中小企業診断士 中川 健史(なかがわ  たけし)

1.何故「中期」経営計画なのか

 経営計画を簡単に定義すると、「目標を達成するための具体的な取り組みをまとめたもの」といえますが、その目的によって項目やフォーマットも異なり、形が見えづらいところがあります。また、経営計画は3~5年程度の目標を定めた「中期」経営計画が一般的ですが、何故中期なのでしょうか。
 その理由として、短期や長期の経営計画に比べ将来の目標を見据えつつも現実的な視点で立案できる、バランスに優れた計画を立てやすい点が挙げられます。
 短期は1年程度の期間を見据えた計画になりますが、目先の現場観を踏まえた計画策定がしやすい反面、成果獲得優先になりやすい難点があり、成長のために事業の本質を追究したり、会社の競争力を強化したりといった目標を立てるには短すぎる問題があります。
 一方、長期は10年程度先を見据えた計画になりますが、じっくり会社の土台を強固にするという考えでは優れる反面で仮定部分が多くなり、計画全体に具体性が欠けてしまう問題があります。また、計画策定から実行の間に世の中の環境や経済状況が変化して、当初の前提が現状にフィットしなくなりやすい点もあります。
 これらの難点を解消しながらも、目先だけを追わず、具体性も確保して段階を踏んだ成長を目指しやすい設定期間として中期が一般的であると考えられます。

2.経営計画策定のメリット

(1)経営の安定化が図れるようになる

 では、経営計画を策定するメリットについて考えてみますが、第1に経営の安定化を図れることがあります。
 何より中期的方針があることで、目先の環境変化が生じた場合でも、状況が落ち着けば元の状況に戻しやすいことが考えられます。また、会社がどのような成長を遂げるのかという目標もあるので、環境変化に左右されにくい経営体質確立の基礎を創ることができます。
 更に、経営者の頭の中にある「想い」の部分も計画書の中で見えるようになり、具体的取組内容としても落とし込まれますので、経営者の意図に合った活動が実践しやすくなります。 加えて、経営計画が実行される結果、他社とは異なる方向性や方針が確立され、同業他社との差別化や、新規性のある取り組みが推進されることもメリットとして挙げられます。

(2)対内的・対外的な信用を得られやすくなる

 第2に対内的・対外的な信用を得られやすくなることがあります。
 人から信用を得るポイントとして、相手に自分のことを良く知ってもらうことが大切だといえますが、これはビジネスにおいても同様です。
 対内的には、目標を明確にして従業員と共有することが、組織として効率的な活動の基礎になるといえますし、対外的にも協力者と方向性を共有して共通認識を持つことが、効果的に成果を上げる近道になるでしょう。そのツールとして経営計画は有益で、信用獲得のために不可欠なものといえます。

────────────────────

▶ **指示文**
上の中期経営計画に関する文章を、最後の文の後から書き継いでください。

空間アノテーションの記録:
────────────────────

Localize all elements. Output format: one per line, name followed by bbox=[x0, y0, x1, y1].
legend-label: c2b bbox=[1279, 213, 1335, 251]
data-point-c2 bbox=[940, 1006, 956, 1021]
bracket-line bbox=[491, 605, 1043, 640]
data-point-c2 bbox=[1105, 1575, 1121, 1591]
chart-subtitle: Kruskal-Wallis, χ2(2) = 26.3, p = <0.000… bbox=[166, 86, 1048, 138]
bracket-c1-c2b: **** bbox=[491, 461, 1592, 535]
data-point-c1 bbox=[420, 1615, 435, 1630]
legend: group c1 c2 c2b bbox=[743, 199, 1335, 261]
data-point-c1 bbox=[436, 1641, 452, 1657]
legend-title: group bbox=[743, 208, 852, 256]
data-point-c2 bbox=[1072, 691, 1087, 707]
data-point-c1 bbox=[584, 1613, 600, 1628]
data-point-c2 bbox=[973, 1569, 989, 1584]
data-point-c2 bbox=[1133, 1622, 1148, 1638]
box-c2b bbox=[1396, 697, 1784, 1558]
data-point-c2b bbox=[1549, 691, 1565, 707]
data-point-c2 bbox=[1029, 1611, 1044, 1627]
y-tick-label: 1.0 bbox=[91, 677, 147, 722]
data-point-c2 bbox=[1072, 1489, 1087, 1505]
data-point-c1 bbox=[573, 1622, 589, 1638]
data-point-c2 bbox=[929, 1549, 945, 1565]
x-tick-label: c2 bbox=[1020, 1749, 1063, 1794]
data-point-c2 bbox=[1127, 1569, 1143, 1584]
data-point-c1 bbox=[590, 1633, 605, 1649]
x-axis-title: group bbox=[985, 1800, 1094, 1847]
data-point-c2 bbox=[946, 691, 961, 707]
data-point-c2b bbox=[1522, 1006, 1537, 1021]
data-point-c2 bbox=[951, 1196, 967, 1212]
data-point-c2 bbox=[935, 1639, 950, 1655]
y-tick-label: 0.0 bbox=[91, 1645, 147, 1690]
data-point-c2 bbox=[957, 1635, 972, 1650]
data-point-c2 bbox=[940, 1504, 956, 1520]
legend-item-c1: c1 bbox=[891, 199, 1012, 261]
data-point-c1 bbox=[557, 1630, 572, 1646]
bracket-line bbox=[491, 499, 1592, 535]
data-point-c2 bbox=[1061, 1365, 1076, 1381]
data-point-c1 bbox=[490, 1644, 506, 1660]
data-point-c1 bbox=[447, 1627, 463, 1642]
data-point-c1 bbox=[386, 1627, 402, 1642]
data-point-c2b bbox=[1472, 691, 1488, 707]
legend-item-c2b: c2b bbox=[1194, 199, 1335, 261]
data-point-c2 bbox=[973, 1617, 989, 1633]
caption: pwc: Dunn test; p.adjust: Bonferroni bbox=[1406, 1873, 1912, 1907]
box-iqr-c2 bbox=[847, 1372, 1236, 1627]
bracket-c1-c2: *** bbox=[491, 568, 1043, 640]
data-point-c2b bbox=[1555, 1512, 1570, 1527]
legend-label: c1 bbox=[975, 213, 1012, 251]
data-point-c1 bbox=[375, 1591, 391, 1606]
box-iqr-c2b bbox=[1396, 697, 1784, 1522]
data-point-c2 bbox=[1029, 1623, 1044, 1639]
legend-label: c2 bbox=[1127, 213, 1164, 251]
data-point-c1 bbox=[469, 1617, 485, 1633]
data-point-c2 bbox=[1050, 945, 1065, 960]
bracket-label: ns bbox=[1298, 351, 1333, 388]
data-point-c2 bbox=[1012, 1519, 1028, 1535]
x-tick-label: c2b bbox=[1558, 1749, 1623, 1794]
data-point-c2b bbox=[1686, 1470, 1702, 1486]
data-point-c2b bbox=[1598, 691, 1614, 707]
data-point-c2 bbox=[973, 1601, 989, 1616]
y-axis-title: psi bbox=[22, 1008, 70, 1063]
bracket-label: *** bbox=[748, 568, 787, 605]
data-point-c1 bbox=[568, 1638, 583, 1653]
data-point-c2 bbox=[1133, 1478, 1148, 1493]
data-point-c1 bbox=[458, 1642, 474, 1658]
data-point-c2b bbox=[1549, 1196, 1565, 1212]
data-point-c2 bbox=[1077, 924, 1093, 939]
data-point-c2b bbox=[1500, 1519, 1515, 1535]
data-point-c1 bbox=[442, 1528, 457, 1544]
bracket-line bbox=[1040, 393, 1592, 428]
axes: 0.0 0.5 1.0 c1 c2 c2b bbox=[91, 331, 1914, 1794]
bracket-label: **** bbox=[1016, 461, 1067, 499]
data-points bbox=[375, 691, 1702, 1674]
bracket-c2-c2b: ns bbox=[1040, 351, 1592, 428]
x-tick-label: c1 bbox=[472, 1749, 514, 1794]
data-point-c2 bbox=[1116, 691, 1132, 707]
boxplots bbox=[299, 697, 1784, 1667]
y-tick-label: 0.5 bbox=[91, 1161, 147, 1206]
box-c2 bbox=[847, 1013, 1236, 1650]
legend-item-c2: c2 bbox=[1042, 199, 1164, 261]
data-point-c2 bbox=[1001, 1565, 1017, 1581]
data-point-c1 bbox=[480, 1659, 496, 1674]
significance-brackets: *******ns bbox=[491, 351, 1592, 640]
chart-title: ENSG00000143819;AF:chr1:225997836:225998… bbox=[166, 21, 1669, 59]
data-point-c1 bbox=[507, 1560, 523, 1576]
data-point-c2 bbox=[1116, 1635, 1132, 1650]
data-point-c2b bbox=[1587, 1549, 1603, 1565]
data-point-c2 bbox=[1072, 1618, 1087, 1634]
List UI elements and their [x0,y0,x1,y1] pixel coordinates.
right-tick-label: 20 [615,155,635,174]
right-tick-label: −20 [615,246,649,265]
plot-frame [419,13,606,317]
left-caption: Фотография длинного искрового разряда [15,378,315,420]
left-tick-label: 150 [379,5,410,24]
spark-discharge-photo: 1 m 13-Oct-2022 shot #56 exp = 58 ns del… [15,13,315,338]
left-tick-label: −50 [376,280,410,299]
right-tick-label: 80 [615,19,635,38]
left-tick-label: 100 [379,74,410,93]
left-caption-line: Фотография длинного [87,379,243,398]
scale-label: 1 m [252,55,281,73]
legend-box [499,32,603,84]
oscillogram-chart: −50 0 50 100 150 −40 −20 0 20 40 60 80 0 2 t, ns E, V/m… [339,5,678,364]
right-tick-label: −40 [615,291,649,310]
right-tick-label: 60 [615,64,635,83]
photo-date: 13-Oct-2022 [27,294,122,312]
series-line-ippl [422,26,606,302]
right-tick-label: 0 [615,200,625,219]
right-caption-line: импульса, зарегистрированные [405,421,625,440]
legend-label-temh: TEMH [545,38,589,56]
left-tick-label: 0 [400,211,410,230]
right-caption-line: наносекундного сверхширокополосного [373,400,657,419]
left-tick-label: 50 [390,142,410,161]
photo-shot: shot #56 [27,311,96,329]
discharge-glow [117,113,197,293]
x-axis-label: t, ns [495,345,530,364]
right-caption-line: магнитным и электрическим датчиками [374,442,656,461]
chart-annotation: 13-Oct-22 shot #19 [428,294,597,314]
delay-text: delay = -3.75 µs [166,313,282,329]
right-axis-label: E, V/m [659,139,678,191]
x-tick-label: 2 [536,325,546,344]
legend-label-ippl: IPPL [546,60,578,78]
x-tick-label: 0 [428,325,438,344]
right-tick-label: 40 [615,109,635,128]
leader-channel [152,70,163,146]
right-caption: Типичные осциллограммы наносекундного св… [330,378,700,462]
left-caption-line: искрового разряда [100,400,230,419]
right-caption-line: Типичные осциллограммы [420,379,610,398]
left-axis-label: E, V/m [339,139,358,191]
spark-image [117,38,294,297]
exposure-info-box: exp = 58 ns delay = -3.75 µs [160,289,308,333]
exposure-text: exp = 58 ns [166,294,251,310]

────────────────────

▶ **回答**
 また、経営計画は金融機関の理解が得られやすくなるというポイントもあります。
 金融機関は会社が使う予定の資金について融資しますので、資金使途が不明瞭では融資を受けることは難しいといえます。しかし、経営計画によって計画的に資金を何にどれだけ使いたいのかが明示して、投資成果もどの程度期待できるのか見せられれば、金融機関も回収可能性が把握しやすくなり、融資に前向きに検討してもらえることが期待できます。

(3)補助金申請の基礎になる

 第3に補助金申請の基礎として有効活用できることがあります。
 補助金は国や地方自治体などから様々なものが出ていますが、それぞれの補助金には目的があり、何故その補助金が出ているのかを理解しないと採択は難しいといえます。
 それに対して、経営計画という会社の「幹」にあたるものがあれば補助金の意図も掴みやすくなり、申請時の事業計画書も筋の通った身のある内容にまとめやすくなります。
 補助金は手間もかかりますが、会社という1本の木の枝葉を伸ばすための栄養になりますので、経営計画をベースにして積極的に挑戦してみてください。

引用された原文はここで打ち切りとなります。